(Stored data)
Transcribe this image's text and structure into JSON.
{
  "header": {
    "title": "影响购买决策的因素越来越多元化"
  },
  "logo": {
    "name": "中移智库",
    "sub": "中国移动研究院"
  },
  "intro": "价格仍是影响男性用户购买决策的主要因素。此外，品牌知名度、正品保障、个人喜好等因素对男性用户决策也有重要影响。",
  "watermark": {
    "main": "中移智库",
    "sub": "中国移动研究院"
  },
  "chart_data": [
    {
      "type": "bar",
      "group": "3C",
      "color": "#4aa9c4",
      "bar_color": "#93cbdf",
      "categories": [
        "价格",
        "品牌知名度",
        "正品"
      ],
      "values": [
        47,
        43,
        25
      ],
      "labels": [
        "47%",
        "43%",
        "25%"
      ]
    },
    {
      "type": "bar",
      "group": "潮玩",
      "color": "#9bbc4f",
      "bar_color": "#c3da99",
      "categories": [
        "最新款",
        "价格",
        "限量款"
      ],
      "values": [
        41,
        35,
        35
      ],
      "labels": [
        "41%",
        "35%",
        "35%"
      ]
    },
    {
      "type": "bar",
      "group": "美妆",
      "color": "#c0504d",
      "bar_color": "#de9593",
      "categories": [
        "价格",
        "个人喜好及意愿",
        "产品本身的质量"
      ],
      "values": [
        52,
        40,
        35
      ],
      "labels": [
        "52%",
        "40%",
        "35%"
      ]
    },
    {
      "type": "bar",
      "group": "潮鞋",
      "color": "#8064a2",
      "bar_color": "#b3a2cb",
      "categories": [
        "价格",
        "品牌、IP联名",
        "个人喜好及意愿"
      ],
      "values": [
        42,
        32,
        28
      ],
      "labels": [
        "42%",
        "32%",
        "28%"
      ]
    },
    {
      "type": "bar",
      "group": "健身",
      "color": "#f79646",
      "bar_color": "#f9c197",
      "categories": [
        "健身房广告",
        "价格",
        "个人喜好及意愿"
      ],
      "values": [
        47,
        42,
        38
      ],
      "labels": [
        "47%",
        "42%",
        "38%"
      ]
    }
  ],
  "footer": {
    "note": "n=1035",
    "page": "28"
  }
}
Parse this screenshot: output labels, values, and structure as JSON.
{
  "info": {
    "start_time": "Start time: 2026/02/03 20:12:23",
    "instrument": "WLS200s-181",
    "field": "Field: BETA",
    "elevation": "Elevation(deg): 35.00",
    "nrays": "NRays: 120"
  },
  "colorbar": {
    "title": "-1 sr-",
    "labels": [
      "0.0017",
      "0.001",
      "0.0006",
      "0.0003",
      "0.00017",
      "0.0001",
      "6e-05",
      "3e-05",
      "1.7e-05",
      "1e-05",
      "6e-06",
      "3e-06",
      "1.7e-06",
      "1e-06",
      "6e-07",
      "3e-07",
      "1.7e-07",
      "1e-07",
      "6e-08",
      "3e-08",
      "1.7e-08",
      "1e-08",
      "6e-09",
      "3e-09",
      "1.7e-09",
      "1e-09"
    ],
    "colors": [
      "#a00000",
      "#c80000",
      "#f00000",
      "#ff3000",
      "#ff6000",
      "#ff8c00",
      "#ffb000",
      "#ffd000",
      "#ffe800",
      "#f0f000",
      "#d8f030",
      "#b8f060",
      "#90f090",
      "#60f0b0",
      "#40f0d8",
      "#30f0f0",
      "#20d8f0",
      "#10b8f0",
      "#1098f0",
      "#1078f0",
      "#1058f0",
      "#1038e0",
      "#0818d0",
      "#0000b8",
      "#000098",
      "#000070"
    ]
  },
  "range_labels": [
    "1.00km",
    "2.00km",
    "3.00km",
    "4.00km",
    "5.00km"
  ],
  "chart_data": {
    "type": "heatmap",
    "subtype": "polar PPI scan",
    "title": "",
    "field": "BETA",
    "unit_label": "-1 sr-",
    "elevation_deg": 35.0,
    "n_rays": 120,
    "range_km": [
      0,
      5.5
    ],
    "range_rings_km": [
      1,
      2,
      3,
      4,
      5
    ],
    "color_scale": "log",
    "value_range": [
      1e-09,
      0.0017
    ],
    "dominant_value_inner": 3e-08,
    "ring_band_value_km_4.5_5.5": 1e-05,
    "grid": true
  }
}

● What is expected
Each line that has the word "structure" should be copied.

● Task result
Transcribe this image's text and structure into JSON.
Parse this screenshot: output labels, values, and structure as JSON.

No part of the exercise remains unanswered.